It’s nine-thirty, and I’ve been ready to go to bed since 8pm, but I don’t fall asleep until Elisha comes to bed, and it’s not really fair to drag your 28-year-old husband to bed with you because you’re a big baby, ya know?
(Forgive that run-on sentence.)
Today was one of those days where I wanted my goals and dreams RIGHT NOW.
So what did I do? I consumed instead of created.
Guess what? It made the desire worse.
How did she get to 100,000 subscribers in one year?? (Not by looking at other gal’s YouTube channels and wishing, Katie girl. 😉 ) How does she add value? (Not by sitting here looking at other gal’s IG feeds and hoping.)
It was a real funk.
Sometimes you are enjoying the small wins in life. Connecting with friends. Encouraging women. Being encouraged. And then all of a sudden you look up and realize you haven’t become a rock star yet, and no one has called and asked you to be the next Flo (Progressive Lady) on TV.

* **INFORMATION**:
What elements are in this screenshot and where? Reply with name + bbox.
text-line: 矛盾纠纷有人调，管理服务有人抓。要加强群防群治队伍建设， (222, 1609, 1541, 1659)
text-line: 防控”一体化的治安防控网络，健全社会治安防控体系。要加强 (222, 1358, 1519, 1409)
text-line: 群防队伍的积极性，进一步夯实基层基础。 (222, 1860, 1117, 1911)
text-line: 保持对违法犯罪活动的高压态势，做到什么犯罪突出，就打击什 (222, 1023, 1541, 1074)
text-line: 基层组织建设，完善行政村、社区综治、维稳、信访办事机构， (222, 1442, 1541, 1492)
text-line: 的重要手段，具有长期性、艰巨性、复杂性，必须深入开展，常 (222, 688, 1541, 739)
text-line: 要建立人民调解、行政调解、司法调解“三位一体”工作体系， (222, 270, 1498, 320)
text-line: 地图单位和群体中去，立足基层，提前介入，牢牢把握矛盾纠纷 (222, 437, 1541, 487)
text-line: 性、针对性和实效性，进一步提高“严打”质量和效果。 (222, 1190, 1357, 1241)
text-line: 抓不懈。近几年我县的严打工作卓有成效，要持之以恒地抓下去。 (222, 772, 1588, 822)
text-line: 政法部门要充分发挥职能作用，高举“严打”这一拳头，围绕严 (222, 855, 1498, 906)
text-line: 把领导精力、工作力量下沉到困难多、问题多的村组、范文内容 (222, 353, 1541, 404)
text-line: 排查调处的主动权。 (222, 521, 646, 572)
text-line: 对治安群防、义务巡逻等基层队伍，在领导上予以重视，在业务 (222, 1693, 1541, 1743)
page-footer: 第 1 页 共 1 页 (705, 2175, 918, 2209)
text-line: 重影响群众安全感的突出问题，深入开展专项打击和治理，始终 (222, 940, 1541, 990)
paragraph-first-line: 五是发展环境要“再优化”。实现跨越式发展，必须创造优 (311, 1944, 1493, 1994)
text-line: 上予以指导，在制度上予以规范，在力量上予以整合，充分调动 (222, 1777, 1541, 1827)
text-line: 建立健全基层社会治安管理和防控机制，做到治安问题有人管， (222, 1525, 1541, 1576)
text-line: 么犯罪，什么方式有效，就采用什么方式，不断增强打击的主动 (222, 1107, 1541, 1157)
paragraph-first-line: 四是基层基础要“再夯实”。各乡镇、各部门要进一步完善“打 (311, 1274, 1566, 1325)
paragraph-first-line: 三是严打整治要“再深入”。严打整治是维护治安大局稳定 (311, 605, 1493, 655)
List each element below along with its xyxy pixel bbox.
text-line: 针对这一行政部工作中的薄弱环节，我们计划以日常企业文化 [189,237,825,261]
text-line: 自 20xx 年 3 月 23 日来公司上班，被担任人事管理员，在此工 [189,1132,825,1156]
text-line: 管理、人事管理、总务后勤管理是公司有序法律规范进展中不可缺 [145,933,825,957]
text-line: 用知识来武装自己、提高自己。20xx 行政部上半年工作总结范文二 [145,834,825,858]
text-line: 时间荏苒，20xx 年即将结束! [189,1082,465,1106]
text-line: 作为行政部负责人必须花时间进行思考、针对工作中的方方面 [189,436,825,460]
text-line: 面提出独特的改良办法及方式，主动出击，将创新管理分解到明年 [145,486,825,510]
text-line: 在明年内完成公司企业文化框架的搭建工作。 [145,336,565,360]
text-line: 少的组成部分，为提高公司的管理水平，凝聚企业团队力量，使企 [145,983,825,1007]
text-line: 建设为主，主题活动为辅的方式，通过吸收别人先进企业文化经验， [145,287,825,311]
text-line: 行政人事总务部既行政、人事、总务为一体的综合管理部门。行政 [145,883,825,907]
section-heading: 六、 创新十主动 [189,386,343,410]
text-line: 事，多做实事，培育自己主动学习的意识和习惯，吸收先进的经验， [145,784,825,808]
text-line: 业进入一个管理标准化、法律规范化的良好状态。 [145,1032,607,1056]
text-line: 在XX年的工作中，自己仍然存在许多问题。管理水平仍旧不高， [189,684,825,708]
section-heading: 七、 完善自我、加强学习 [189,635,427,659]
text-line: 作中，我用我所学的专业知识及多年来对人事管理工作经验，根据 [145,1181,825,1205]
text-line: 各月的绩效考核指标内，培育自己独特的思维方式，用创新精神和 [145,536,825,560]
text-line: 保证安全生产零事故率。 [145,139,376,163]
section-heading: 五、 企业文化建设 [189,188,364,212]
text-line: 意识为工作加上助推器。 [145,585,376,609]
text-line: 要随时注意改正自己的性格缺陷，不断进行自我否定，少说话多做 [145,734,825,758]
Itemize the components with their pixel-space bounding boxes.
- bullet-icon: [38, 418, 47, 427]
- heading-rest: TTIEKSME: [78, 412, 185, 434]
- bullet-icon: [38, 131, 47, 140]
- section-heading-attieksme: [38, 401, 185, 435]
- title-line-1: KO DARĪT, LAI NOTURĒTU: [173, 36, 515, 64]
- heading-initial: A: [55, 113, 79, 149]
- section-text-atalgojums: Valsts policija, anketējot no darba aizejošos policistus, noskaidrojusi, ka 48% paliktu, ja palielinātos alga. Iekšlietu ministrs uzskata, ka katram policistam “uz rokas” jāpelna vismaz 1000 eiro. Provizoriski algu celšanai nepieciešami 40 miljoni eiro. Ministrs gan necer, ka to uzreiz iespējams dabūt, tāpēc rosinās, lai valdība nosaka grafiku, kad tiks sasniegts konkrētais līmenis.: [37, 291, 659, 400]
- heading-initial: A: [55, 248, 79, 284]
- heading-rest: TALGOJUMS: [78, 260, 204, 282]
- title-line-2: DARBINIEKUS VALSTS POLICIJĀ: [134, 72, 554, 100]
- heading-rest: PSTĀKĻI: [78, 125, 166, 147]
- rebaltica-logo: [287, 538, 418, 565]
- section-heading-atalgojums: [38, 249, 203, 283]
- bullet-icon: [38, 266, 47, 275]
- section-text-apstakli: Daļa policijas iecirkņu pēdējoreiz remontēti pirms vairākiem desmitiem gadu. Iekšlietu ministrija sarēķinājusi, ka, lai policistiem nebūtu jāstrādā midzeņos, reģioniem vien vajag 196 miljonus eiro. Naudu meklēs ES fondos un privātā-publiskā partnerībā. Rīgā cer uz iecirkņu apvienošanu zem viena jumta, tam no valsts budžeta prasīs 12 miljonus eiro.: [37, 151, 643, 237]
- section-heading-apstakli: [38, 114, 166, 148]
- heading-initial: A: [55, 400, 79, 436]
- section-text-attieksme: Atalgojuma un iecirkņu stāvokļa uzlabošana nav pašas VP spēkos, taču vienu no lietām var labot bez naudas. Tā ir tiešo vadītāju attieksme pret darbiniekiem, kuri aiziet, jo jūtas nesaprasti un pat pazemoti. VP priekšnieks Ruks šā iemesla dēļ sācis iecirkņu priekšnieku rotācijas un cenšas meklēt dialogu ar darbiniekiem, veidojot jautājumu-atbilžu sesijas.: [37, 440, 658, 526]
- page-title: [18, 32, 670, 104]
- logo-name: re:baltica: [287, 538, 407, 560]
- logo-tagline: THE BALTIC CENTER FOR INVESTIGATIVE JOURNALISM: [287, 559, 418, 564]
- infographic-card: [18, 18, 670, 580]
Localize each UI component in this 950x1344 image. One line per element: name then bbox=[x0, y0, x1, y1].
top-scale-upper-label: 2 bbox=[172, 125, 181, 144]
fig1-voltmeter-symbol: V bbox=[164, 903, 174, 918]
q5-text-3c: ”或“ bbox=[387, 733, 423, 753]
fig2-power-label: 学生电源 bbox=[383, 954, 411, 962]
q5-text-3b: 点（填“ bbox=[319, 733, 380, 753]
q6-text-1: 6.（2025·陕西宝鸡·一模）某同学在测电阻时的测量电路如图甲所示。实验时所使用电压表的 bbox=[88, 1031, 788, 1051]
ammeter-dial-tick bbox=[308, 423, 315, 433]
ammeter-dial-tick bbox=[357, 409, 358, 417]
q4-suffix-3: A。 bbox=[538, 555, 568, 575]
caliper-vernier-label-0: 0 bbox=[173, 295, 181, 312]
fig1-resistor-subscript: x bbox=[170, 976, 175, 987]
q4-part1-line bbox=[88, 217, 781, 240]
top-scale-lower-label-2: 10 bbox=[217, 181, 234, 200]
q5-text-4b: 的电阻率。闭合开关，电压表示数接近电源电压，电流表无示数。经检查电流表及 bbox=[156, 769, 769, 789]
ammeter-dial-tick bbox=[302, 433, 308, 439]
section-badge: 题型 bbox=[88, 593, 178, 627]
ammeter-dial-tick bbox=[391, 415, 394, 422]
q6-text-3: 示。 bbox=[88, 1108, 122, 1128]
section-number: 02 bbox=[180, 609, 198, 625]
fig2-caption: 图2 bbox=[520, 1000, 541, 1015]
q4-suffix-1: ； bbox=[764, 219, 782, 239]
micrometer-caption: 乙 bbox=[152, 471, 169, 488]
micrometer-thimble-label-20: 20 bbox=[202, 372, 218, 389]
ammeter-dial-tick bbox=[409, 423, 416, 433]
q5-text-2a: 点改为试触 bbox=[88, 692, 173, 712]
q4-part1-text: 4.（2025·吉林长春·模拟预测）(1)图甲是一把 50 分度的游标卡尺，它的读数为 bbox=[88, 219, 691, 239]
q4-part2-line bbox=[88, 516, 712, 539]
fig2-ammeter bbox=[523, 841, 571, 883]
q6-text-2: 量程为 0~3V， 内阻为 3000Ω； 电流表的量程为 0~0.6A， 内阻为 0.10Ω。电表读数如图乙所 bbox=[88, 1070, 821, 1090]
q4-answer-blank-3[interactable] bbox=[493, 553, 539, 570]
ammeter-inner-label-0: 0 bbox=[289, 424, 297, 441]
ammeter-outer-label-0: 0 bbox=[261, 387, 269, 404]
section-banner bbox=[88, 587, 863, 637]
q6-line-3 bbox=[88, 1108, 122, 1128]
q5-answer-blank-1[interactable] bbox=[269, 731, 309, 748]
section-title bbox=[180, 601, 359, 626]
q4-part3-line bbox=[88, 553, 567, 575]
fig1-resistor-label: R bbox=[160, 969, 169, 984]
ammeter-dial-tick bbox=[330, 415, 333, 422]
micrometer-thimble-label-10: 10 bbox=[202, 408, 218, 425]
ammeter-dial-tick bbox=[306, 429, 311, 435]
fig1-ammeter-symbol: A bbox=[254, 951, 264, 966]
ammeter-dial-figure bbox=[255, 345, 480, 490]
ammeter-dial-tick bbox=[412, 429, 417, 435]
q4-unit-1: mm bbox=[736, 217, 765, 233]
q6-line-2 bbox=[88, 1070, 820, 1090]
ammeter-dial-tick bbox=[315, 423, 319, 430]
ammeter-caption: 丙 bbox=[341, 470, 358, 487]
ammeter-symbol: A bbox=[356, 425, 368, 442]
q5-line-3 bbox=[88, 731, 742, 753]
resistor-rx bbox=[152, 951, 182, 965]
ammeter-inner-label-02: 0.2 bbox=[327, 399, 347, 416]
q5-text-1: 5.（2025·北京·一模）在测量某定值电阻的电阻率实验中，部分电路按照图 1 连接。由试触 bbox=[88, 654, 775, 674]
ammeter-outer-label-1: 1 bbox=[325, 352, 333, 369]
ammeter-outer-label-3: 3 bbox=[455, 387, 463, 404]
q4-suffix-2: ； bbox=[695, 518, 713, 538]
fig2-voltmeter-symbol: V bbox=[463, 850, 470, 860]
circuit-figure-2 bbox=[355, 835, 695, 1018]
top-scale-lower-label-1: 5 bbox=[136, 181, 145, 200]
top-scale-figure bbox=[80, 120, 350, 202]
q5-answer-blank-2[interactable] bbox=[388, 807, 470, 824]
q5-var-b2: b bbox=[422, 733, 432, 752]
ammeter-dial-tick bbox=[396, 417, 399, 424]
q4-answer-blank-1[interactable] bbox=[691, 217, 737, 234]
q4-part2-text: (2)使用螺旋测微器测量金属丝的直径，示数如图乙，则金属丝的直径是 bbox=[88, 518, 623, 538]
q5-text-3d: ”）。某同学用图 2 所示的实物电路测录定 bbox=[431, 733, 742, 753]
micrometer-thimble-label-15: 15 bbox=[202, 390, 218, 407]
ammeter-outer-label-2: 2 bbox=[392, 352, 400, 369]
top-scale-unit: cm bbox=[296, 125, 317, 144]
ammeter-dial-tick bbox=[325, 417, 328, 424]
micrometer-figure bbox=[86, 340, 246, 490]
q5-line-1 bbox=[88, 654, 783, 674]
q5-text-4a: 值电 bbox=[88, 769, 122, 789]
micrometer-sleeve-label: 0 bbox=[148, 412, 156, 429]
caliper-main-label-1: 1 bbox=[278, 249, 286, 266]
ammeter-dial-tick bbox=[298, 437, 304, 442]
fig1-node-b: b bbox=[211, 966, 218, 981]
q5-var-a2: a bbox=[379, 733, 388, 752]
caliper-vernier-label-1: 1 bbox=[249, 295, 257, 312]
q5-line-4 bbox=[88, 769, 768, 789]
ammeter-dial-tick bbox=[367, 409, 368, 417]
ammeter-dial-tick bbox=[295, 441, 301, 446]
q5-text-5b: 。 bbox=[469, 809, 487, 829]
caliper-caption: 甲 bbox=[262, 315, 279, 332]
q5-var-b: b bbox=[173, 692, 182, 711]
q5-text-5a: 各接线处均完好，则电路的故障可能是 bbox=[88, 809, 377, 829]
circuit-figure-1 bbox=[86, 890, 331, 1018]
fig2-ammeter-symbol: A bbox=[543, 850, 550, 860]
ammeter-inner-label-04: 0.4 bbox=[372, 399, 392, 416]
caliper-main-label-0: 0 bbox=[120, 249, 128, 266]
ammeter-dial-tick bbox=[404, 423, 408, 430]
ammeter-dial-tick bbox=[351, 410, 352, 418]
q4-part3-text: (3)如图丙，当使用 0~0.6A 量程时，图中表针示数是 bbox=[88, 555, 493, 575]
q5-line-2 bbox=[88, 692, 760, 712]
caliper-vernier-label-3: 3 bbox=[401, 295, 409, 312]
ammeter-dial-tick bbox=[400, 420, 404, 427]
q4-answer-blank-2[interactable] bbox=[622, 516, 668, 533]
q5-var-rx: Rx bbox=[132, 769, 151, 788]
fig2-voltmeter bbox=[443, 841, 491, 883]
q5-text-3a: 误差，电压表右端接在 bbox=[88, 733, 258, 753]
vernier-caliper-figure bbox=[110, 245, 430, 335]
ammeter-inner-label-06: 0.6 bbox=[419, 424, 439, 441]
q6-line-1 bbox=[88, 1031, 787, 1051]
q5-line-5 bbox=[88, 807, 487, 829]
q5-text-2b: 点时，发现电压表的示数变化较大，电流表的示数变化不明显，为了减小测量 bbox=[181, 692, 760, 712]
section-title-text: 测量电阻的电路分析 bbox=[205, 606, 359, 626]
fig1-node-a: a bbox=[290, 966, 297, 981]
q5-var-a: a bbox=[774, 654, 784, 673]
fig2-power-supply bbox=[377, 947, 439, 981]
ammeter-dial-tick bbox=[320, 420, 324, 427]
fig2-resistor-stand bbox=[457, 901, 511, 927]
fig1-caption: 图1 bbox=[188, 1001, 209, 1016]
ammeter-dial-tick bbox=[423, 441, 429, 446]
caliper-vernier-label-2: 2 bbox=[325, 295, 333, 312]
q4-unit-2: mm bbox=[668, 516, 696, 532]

* **LIST OF TASKS**:
(A) Write out the part of the post about wanting goals right now starting at "(Forgive that run-on" and ending at "a real funk.".
(B) Extend the post about wanting goals right now, picking up after its last sentence.
The items have nothing to do with the post about wanting goals right now.

* **RESULTS FOR EACH TASK**:
(A)
(Forgive that run-on sentence.)
Today was one of those days where I wanted my goals and dreams RIGHT NOW.
So what did I do? I consumed instead of created.
Guess what? It made the desire worse.
How did she get to 100,000 subscribers in one year?? (Not by looking at other gal’s YouTube channels and wishing, Katie girl. 😉 ) How does she add value? (Not by sitting here looking at other gal’s IG feeds and hoping.)
It was a real funk.

(B)
Elisha, as always, gave me a strong dose of truth and reminded me of all the beautiful reasons I do what I do.
I create because I love it. I create because it fuels me. I create because it’s a blessing.
So, I created.
And life is back to being sweet.
I hear Elisha brushing his teeth so I’m going to go join him. It is so incredible how he patiently leads by example. It’s convicting. I’ll just sit on the couch and whine about why he’s not going to bed when I haven’t made one slight hint of budging until he does. It sounds so terrible when it’s written out, doesn’t it?
Alright. Enough for now.
Love to any and all who stumble upon this musing.